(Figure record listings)
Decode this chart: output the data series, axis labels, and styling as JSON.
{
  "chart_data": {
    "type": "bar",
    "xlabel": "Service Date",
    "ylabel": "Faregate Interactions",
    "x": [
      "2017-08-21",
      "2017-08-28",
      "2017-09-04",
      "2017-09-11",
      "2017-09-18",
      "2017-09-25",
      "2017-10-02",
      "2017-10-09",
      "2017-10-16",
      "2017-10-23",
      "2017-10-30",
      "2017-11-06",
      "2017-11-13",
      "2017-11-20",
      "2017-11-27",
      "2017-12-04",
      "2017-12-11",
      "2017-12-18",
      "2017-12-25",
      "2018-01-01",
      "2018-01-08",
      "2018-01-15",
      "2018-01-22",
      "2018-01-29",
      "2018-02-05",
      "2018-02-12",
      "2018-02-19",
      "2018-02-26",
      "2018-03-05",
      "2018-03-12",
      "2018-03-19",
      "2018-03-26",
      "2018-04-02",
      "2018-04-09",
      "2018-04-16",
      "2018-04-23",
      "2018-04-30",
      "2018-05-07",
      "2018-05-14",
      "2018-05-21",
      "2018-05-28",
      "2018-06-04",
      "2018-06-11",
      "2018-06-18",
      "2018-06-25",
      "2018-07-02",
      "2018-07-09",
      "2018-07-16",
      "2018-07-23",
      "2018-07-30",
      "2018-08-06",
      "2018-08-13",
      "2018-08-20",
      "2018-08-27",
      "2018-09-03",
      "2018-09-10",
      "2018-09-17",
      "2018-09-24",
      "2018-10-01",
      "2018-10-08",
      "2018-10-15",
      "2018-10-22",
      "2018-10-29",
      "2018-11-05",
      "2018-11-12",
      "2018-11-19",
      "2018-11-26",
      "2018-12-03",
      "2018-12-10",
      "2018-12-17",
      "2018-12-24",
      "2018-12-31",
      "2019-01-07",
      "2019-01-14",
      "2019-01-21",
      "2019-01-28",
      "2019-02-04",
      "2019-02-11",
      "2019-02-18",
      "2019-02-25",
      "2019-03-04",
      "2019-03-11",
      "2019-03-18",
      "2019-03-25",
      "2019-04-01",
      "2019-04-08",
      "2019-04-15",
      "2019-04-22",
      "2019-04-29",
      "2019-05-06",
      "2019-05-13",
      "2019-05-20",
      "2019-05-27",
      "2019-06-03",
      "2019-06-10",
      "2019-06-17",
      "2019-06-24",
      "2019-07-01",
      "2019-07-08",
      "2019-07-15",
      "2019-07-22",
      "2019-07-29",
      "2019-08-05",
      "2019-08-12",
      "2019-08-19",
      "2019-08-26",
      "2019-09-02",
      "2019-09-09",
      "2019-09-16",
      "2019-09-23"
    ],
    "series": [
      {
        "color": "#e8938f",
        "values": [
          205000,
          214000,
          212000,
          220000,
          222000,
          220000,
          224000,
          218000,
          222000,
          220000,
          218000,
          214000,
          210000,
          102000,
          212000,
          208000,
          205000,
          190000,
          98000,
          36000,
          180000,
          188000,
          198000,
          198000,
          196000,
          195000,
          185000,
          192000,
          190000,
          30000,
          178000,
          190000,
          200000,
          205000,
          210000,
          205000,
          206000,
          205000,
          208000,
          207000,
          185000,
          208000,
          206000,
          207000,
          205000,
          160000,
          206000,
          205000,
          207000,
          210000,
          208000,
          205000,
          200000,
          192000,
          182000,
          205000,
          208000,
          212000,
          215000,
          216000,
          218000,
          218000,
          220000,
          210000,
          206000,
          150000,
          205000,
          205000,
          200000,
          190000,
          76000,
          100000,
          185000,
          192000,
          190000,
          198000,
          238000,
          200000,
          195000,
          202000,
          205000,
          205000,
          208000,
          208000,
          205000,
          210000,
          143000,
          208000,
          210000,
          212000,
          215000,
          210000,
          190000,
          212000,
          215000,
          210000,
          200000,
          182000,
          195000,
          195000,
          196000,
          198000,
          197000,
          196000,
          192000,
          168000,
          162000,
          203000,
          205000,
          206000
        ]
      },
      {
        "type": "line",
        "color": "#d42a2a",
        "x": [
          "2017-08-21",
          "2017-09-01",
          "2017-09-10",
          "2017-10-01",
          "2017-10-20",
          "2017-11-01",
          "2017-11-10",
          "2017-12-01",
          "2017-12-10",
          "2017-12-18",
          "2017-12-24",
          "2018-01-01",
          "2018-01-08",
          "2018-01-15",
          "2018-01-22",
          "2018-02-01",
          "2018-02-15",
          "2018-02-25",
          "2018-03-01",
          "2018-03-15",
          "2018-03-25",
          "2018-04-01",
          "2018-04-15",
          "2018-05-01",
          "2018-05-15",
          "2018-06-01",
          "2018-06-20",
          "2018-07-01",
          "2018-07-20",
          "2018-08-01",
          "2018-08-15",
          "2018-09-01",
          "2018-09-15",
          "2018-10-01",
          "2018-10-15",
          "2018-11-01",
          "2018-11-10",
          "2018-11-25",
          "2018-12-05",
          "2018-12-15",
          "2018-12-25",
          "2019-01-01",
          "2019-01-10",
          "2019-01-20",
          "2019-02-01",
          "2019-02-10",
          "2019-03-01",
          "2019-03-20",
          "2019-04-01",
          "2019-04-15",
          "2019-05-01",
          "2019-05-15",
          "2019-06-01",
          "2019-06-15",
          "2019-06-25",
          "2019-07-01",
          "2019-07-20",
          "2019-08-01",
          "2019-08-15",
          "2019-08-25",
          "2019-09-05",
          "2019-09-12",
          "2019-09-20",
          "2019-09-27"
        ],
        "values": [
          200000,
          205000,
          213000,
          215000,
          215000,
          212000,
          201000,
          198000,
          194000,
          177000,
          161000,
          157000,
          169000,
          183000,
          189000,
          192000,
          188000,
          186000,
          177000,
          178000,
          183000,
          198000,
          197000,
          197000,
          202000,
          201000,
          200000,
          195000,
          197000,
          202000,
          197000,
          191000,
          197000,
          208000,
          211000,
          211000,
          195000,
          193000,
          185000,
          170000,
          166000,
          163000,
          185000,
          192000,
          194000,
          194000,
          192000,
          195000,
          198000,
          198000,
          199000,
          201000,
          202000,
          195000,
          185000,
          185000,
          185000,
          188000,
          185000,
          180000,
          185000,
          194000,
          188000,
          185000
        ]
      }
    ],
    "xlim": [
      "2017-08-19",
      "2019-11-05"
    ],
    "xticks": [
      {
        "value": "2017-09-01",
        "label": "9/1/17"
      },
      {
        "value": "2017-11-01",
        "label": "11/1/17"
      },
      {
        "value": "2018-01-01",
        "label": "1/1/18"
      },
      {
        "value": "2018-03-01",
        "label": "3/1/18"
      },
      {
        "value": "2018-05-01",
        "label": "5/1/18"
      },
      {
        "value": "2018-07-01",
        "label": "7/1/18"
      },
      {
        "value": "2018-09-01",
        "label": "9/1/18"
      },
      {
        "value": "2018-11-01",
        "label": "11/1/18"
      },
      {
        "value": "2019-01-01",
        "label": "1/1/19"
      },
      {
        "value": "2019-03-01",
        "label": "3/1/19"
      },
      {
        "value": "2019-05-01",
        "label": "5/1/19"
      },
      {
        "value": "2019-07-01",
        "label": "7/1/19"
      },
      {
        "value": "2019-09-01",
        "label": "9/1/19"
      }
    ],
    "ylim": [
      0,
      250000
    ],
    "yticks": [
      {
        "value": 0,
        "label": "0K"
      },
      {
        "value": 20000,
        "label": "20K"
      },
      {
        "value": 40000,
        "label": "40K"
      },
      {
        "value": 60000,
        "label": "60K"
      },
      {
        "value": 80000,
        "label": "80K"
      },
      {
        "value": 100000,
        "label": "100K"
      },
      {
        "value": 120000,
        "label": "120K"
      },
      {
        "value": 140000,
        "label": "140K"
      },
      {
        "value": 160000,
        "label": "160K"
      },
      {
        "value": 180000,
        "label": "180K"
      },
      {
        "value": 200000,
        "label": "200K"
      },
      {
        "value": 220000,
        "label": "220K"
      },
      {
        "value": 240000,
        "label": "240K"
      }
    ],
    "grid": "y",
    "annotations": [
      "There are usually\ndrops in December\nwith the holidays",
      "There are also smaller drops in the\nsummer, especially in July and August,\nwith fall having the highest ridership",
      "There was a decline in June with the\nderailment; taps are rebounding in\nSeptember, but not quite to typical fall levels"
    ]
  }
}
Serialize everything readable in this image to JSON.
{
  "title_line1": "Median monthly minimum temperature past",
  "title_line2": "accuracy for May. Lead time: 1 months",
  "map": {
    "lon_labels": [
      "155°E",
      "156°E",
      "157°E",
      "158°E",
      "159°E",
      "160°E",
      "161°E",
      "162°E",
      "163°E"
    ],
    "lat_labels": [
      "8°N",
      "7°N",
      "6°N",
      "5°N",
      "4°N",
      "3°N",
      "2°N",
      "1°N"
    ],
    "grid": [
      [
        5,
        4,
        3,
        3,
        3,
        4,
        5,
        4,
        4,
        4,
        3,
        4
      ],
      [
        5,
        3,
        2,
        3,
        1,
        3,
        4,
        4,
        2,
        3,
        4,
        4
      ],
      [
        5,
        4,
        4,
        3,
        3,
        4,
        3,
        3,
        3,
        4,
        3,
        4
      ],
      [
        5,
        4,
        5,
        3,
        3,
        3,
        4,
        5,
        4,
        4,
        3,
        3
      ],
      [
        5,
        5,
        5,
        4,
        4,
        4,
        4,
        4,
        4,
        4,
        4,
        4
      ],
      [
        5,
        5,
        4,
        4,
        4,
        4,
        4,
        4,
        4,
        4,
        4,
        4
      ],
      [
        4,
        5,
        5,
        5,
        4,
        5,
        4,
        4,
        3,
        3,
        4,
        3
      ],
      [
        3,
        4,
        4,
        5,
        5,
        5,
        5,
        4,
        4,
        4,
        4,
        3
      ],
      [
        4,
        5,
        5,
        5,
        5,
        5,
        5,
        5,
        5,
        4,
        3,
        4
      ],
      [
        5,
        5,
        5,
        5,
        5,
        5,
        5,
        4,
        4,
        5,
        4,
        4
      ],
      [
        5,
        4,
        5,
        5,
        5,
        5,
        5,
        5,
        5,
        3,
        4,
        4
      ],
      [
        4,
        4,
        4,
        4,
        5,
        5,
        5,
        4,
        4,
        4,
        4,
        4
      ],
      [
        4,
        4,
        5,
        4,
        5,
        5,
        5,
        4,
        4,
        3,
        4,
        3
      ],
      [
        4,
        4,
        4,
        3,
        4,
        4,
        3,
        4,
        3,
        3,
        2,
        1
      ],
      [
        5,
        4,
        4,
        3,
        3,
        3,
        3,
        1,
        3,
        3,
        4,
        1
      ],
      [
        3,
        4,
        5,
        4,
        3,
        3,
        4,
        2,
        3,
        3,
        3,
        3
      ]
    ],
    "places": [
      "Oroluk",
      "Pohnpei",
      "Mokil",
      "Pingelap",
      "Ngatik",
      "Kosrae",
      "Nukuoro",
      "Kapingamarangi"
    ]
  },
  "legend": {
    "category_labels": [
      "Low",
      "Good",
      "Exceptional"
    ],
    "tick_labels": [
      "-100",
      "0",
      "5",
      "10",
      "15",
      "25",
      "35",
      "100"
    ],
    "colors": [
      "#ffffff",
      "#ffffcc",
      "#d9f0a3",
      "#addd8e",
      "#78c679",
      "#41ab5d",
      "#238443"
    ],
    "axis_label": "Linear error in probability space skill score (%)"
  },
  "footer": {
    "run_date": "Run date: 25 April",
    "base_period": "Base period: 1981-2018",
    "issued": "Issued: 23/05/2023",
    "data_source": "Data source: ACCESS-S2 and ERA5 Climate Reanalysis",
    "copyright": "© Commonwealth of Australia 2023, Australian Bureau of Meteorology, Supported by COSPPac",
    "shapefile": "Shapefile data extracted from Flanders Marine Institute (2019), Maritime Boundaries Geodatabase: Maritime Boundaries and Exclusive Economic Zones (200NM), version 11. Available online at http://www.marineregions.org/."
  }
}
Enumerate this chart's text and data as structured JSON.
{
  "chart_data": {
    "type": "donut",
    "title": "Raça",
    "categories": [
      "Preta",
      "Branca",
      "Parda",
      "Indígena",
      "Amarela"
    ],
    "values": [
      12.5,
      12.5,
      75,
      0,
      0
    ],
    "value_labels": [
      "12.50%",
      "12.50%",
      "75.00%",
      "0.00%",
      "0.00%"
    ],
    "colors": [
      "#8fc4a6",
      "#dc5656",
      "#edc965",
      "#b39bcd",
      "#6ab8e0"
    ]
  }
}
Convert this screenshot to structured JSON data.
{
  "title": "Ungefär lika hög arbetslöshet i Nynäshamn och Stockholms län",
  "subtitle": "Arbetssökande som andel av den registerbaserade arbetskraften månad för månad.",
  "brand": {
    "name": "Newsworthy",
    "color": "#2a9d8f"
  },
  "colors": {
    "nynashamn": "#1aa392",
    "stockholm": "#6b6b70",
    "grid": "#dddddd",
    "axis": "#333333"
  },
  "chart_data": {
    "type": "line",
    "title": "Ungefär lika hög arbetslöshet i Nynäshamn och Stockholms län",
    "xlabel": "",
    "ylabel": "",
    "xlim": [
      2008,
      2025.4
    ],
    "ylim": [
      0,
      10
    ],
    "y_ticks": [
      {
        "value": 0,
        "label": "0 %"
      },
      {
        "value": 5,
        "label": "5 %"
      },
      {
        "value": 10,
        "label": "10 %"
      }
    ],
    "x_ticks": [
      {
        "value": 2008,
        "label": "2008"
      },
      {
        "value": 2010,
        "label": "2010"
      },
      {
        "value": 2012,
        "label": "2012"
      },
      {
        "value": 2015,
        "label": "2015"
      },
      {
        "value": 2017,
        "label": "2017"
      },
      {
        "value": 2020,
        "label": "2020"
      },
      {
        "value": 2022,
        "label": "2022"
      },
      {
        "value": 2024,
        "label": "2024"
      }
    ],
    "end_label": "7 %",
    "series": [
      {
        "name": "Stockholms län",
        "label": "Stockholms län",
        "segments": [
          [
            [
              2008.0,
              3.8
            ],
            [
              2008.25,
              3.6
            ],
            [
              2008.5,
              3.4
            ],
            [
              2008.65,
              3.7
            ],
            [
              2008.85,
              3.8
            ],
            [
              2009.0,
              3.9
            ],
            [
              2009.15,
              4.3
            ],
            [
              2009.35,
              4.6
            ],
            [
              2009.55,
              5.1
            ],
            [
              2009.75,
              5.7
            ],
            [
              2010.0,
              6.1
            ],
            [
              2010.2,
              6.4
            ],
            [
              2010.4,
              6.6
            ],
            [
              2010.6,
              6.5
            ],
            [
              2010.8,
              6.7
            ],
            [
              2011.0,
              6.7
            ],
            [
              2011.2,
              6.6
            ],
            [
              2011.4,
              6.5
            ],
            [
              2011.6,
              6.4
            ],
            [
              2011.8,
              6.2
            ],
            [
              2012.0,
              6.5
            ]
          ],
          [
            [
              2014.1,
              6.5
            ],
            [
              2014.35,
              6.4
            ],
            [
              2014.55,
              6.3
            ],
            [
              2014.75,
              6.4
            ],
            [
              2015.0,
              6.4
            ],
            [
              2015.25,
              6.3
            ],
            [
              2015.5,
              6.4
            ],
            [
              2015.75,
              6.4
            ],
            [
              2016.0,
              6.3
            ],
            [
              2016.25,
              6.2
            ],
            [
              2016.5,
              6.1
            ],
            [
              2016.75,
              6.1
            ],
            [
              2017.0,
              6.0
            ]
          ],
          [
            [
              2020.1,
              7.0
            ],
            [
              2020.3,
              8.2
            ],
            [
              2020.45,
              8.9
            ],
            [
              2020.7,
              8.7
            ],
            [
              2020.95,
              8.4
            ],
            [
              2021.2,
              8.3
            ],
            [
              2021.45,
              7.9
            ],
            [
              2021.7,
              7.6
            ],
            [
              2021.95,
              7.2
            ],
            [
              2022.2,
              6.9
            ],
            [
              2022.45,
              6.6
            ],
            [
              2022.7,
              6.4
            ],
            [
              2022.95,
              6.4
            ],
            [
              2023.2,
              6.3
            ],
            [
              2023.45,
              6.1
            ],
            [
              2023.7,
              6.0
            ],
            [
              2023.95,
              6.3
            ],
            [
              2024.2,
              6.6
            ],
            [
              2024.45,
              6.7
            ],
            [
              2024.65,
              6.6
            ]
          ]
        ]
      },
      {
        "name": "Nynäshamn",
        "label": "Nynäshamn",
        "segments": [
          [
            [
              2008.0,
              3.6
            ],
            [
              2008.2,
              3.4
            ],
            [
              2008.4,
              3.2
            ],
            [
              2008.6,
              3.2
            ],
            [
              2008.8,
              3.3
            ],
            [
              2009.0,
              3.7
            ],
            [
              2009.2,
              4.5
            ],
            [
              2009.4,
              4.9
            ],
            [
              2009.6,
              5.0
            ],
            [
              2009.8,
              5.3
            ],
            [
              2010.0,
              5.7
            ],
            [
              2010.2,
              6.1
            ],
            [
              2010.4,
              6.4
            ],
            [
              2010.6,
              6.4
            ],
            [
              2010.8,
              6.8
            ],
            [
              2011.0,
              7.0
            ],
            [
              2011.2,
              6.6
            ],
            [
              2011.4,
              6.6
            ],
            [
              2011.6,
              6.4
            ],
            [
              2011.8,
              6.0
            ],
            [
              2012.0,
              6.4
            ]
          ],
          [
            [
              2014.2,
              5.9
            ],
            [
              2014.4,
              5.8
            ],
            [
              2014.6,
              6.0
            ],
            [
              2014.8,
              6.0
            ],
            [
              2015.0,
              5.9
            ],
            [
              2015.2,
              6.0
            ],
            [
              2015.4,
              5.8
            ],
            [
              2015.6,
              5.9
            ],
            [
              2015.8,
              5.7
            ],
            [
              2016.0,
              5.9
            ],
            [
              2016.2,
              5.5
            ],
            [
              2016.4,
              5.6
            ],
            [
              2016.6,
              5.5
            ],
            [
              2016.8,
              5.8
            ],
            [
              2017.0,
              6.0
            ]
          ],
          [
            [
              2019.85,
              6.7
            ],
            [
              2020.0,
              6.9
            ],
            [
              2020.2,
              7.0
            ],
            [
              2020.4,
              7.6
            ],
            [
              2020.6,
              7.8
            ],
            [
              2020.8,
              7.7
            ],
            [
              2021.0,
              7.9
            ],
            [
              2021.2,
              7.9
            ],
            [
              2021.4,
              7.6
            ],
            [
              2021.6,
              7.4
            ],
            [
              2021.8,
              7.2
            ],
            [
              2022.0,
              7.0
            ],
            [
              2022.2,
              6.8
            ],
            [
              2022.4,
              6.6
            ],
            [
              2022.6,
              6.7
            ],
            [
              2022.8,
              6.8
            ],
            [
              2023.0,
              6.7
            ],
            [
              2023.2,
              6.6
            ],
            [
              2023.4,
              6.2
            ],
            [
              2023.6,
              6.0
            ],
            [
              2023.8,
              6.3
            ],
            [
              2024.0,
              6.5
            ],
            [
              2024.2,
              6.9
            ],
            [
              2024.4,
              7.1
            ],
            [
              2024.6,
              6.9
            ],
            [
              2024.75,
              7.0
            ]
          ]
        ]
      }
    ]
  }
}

* _Your task_: Check each line above for the word "ylabel" and copy the ones that have it.

* _In response_:
    "ylabel": "Faregate Interactions",
    "ylabel": "",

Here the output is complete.